• _Task prompt_:
Look for the string "Cevanmerd" in the lines and copy each line that has it.

• _Input rows_:
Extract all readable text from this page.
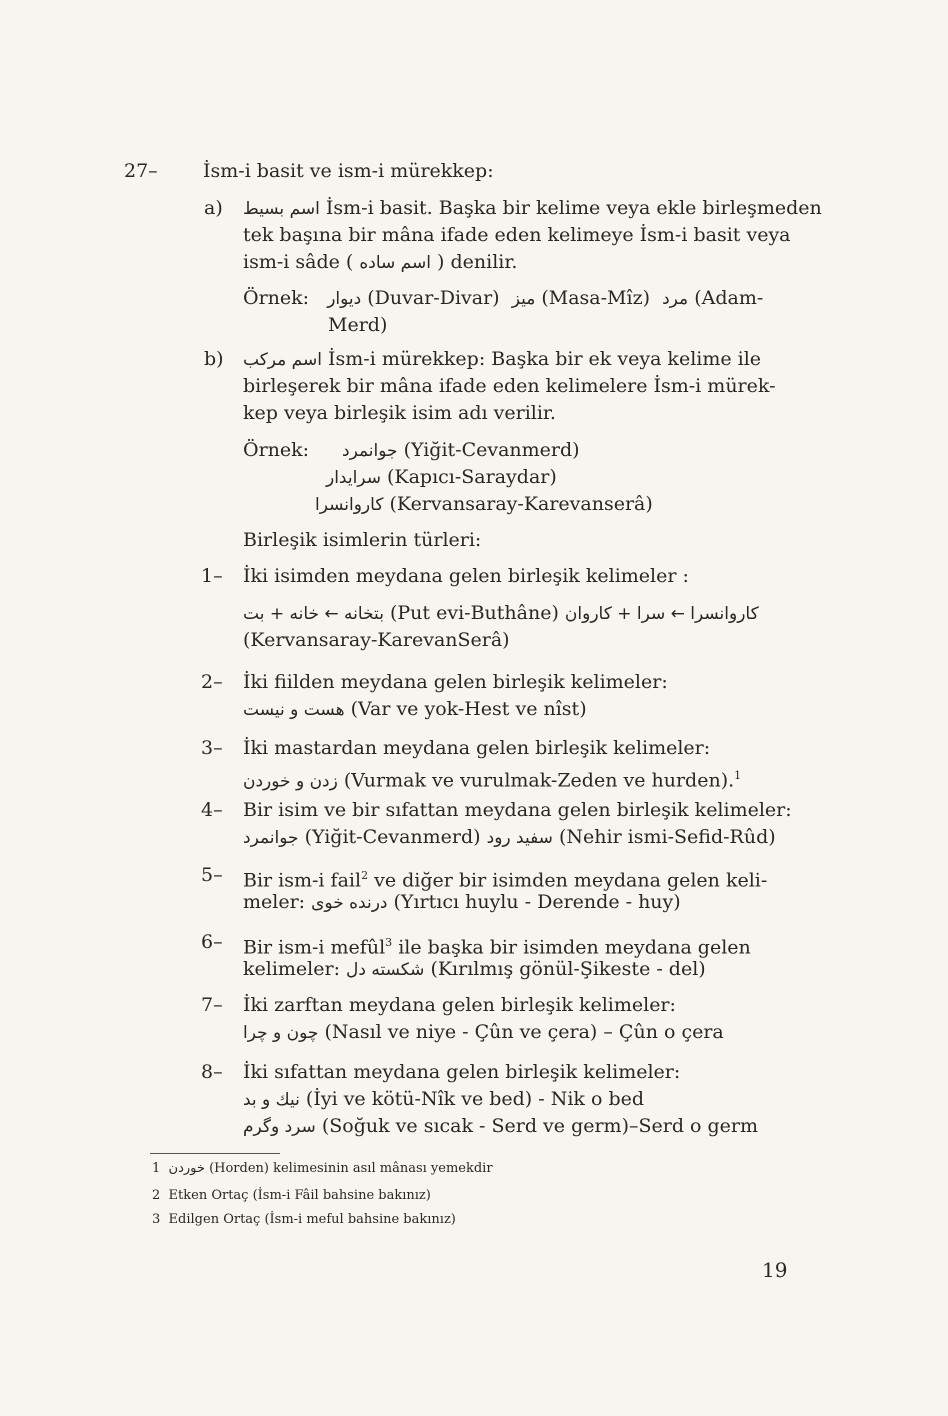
27– İsm-i basit ve ism-i mürekkep:
a) اسم بسيط İsm-i basit. Başka bir kelime veya ekle birleşmeden
tek başına bir mâna ifade eden kelimeye İsm-i basit veya
ism-i sâde ( اسم ساده ) denilir.
Örnek: ديوار (Duvar-Divar) ميز (Masa-Mîz) مرد (Adam-
Merd)
b) اسم مركب İsm-i mürekkep: Başka bir ek veya kelime ile
birleşerek bir mâna ifade eden kelimelere İsm-i mürek-
kep veya birleşik isim adı verilir.
Örnek: جوانمرد (Yiğit-Cevanmerd)
سرايدار (Kapıcı-Saraydar)
كاروانسرا (Kervansaray-Karevanserâ)
Birleşik isimlerin türleri:
1– İki isimden meydana gelen birleşik kelimeler :
بتخانه ← خانه + بت (Put evi-Buthâne) كاروانسرا ← سرا + كاروان
(Kervansaray-KarevanSerâ)
2– İki fiilden meydana gelen birleşik kelimeler:
هست و نيست (Var ve yok-Hest ve nîst)
3– İki mastardan meydana gelen birleşik kelimeler:
زدن و خوردن (Vurmak ve vurulmak-Zeden ve hurden).$^1$
4– Bir isim ve bir sıfattan meydana gelen birleşik kelimeler:
جوانمرد (Yiğit-Cevanmerd) سفيد رود (Nehir ismi-Sefid-Rûd)
5– Bir ism-i fail$^2$ ve diğer bir isimden meydana gelen keli-
meler: درنده خوى (Yırtıcı huylu - Derende - huy)
6– Bir ism-i mefûl$^3$ ile başka bir isimden meydana gelen
kelimeler: شكسته دل (Kırılmış gönül-Şikeste - del)
7– İki zarftan meydana gelen birleşik kelimeler:
چون و چرا (Nasıl ve niye - Çûn ve çera) – Çûn o çera
8– İki sıfattan meydana gelen birleşik kelimeler:
نيك و بد (İyi ve kötü-Nîk ve bed) - Nik o bed
سرد وگرم (Soğuk ve sıcak - Serd ve germ)–Serd o germ
1 خوردن (Horden) kelimesinin asıl mânası yemekdir
2 Etken Ortaç (İsm-i Fâil bahsine bakınız)
3 Edilgen Ortaç (İsm-i meful bahsine bakınız)
19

• _Exercise response_:
Örnek: جوانمرد (Yiğit-Cevanmerd)
جوانمرد (Yiğit-Cevanmerd) سفيد رود (Nehir ismi-Sefid-Rûd)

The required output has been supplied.